-- start --

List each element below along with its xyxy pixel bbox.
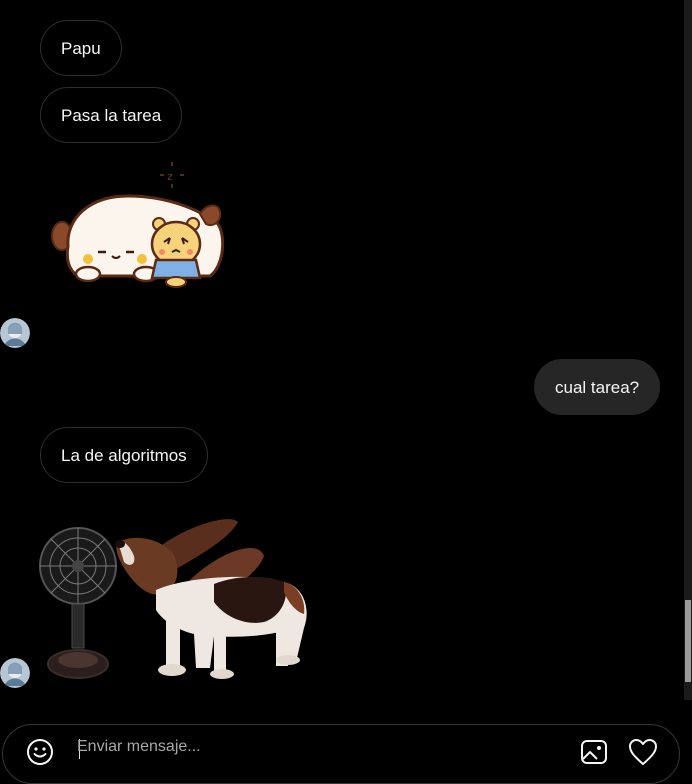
avatar[interactable] (0, 658, 30, 688)
profile-picture (0, 658, 30, 688)
image-icon[interactable] (579, 737, 609, 767)
smiley-face-icon[interactable] (25, 737, 55, 767)
outgoing-message[interactable]: cual tarea? (534, 359, 661, 415)
incoming-message[interactable]: Pasa la tarea (40, 87, 183, 143)
scrollbar-track[interactable] (684, 0, 692, 700)
message-text: Pasa la tarea (61, 106, 162, 125)
heart-icon[interactable] (627, 737, 659, 767)
basset-hound-with-fan-illustration (39, 519, 307, 679)
message-text: cual tarea? (555, 378, 640, 397)
scrollbar-thumb[interactable] (685, 600, 691, 682)
message-text: La de algoritmos (61, 446, 187, 465)
sleeping-dog-and-hamster-illustration: z (51, 162, 225, 288)
message-input[interactable] (77, 735, 557, 759)
sleeping-dog-and-hamster-sticker[interactable]: z (50, 158, 228, 290)
conversation-thread[interactable]: Papu Pasa la tarea z cual tarea? La de a… (0, 0, 684, 700)
message-composer (2, 724, 680, 784)
incoming-message[interactable]: Papu (40, 20, 122, 76)
svg-text:z: z (167, 170, 173, 183)
avatar[interactable] (0, 318, 30, 348)
incoming-message[interactable]: La de algoritmos (40, 427, 208, 483)
message-text: Papu (61, 39, 101, 58)
basset-hound-with-fan-sticker[interactable] (38, 512, 314, 688)
profile-picture (0, 318, 30, 348)
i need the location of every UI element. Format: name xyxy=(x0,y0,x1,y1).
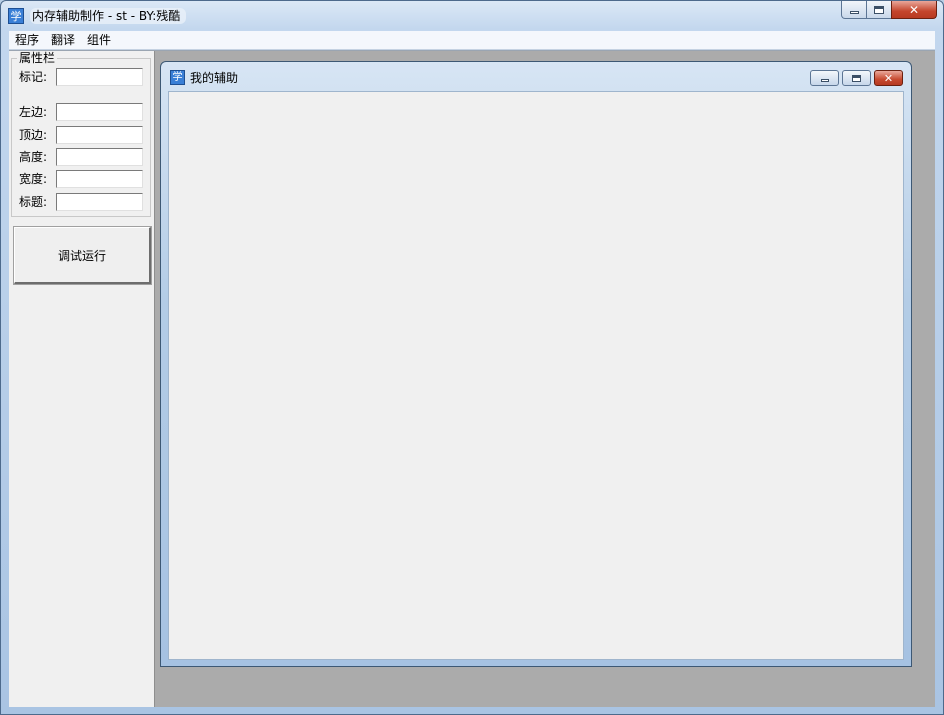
label-tag: 标记: xyxy=(19,70,48,84)
debug-run-button[interactable]: 调试运行 xyxy=(13,226,152,285)
menu-bar: 程序 翻译 组件 xyxy=(9,31,935,50)
label-title: 标题: xyxy=(19,195,48,209)
top-input[interactable] xyxy=(56,126,143,144)
label-left: 左边: xyxy=(19,105,48,119)
minimize-icon xyxy=(849,11,859,14)
design-canvas[interactable] xyxy=(168,91,904,660)
left-input[interactable] xyxy=(56,103,143,121)
app-icon: 学 xyxy=(8,8,24,24)
title-bar[interactable]: 学 内存辅助制作 - st - BY:残酷 ✕ xyxy=(1,1,943,31)
property-panel: 属性栏 标记: 左边: 顶边: 高度: 宽度: 标题: 调试运行 xyxy=(9,51,155,707)
menu-translate[interactable]: 翻译 xyxy=(45,31,81,49)
minimize-icon xyxy=(820,79,829,82)
width-input[interactable] xyxy=(56,170,143,188)
design-window-icon: 学 xyxy=(170,70,185,85)
design-window[interactable]: 学 我的辅助 ✕ xyxy=(160,61,912,667)
label-height: 高度: xyxy=(19,150,48,164)
maximize-icon xyxy=(874,5,884,14)
design-maximize-button[interactable] xyxy=(842,70,871,86)
groupbox-title: 属性栏 xyxy=(17,51,58,65)
tag-input[interactable] xyxy=(56,68,143,86)
maximize-button[interactable] xyxy=(866,1,892,19)
design-close-button[interactable]: ✕ xyxy=(874,70,903,86)
client-area: 属性栏 标记: 左边: 顶边: 高度: 宽度: 标题: 调试运行 学 我的辅助 xyxy=(9,50,935,707)
design-minimize-button[interactable] xyxy=(810,70,839,86)
close-icon: ✕ xyxy=(883,71,894,85)
close-icon: ✕ xyxy=(908,2,920,17)
minimize-button[interactable] xyxy=(841,1,867,19)
close-button[interactable]: ✕ xyxy=(891,1,937,19)
maximize-icon xyxy=(852,74,861,82)
main-window: 学 内存辅助制作 - st - BY:残酷 ✕ 程序 翻译 组件 属性栏 标记:… xyxy=(0,0,944,715)
design-window-controls: ✕ xyxy=(810,70,903,86)
window-controls: ✕ xyxy=(841,1,937,21)
height-input[interactable] xyxy=(56,148,143,166)
menu-components[interactable]: 组件 xyxy=(81,31,117,49)
label-top: 顶边: xyxy=(19,128,48,142)
window-title: 内存辅助制作 - st - BY:残酷 xyxy=(30,8,187,24)
design-window-title: 我的辅助 xyxy=(190,71,239,85)
property-groupbox: 属性栏 标记: 左边: 顶边: 高度: 宽度: 标题: xyxy=(11,51,151,217)
title-input[interactable] xyxy=(56,193,143,211)
label-width: 宽度: xyxy=(19,172,48,186)
menu-program[interactable]: 程序 xyxy=(9,31,45,49)
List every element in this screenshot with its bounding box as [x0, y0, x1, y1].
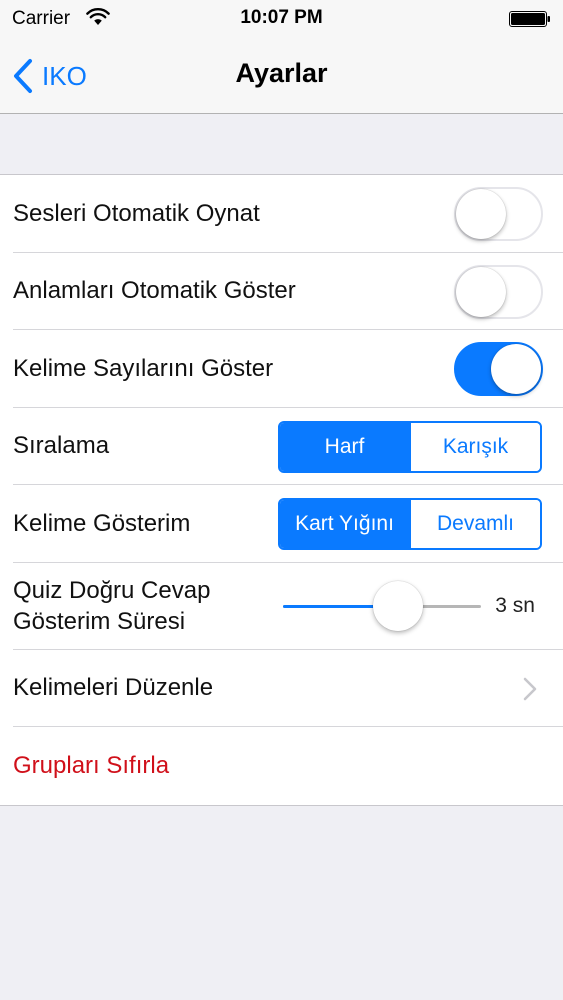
- setting-row-quiz-answer-duration: Quiz Doğru Cevap Gösterim Süresi 3 sn: [0, 563, 563, 650]
- status-bar: Carrier 10:07 PM: [0, 0, 563, 38]
- quiz-label-line-1: Quiz Doğru Cevap: [13, 577, 211, 604]
- settings-list: Sesleri Otomatik Oynat Anlamları Otomati…: [0, 174, 563, 806]
- setting-row-word-display: Kelime Gösterim Kart Yığını Devamlı: [0, 485, 563, 563]
- setting-row-autoplay-sounds: Sesleri Otomatik Oynat: [0, 175, 563, 253]
- word-display-segment-devamli[interactable]: Devamlı: [409, 500, 540, 548]
- word-display-segment-kart-yigini[interactable]: Kart Yığını: [280, 500, 409, 548]
- setting-row-reset-groups[interactable]: Grupları Sıfırla: [0, 727, 563, 805]
- page-title: Ayarlar: [235, 58, 328, 88]
- quiz-answer-duration-label: Quiz Doğru Cevap Gösterim Süresi: [13, 563, 273, 650]
- slider-thumb[interactable]: [372, 580, 423, 631]
- show-word-counts-label: Kelime Sayılarını Göster: [13, 354, 274, 382]
- setting-row-show-word-counts: Kelime Sayılarını Göster: [0, 330, 563, 408]
- toggle-knob: [491, 344, 541, 394]
- chevron-right-icon: [523, 677, 537, 700]
- autoplay-sounds-label: Sesleri Otomatik Oynat: [13, 199, 260, 227]
- setting-row-auto-show-meanings: Anlamları Otomatik Göster: [0, 253, 563, 331]
- autoplay-sounds-toggle[interactable]: [454, 187, 543, 241]
- toggle-knob: [456, 189, 506, 239]
- word-display-segmented-control: Kart Yığını Devamlı: [278, 498, 542, 550]
- word-display-label: Kelime Gösterim: [13, 509, 191, 537]
- ordering-segment-harf[interactable]: Harf: [280, 422, 409, 471]
- quiz-answer-duration-slider[interactable]: [283, 563, 481, 650]
- ordering-segment-karisik[interactable]: Karışık: [409, 422, 540, 471]
- battery-icon: [509, 11, 550, 27]
- ordering-label: Sıralama: [13, 432, 110, 460]
- reset-groups-button[interactable]: Grupları Sıfırla: [13, 727, 169, 805]
- edit-words-label: Kelimeleri Düzenle: [13, 674, 214, 702]
- ordering-segmented-control: Harf Karışık: [278, 420, 542, 473]
- navigation-bar: IKO Ayarlar: [0, 38, 563, 114]
- auto-show-meanings-label: Anlamları Otomatik Göster: [13, 277, 296, 305]
- quiz-answer-duration-value: 3 sn: [495, 594, 535, 617]
- auto-show-meanings-toggle[interactable]: [454, 264, 543, 319]
- show-word-counts-toggle[interactable]: [454, 342, 543, 396]
- setting-row-edit-words[interactable]: Kelimeleri Düzenle: [0, 650, 563, 728]
- status-time: 10:07 PM: [240, 7, 323, 28]
- quiz-label-line-2: Gösterim Süresi: [13, 608, 186, 635]
- toggle-knob: [456, 266, 506, 317]
- setting-row-ordering: Sıralama Harf Karışık: [0, 408, 563, 486]
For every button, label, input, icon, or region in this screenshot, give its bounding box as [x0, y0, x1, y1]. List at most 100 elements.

-- end --

> WORK INSTRUCTIONS
Quote the lines from the one containing "- setting-row-quiz-answer-duration: Quiz" through the one containing "- setting-row-word-display: Kelime", inclusive, word for word.

> REPLY
- setting-row-quiz-answer-duration: Quiz Doğru Cevap Gösterim Süresi 3 sn: [0, 563, 563, 650]
- status-bar: Carrier 10:07 PM: [0, 0, 563, 38]
- quiz-label-line-1: Quiz Doğru Cevap: [13, 577, 211, 604]
- settings-list: Sesleri Otomatik Oynat Anlamları Otomati…: [0, 174, 563, 806]
- setting-row-word-display: Kelime Gösterim Kart Yığını Devamlı: [0, 485, 563, 563]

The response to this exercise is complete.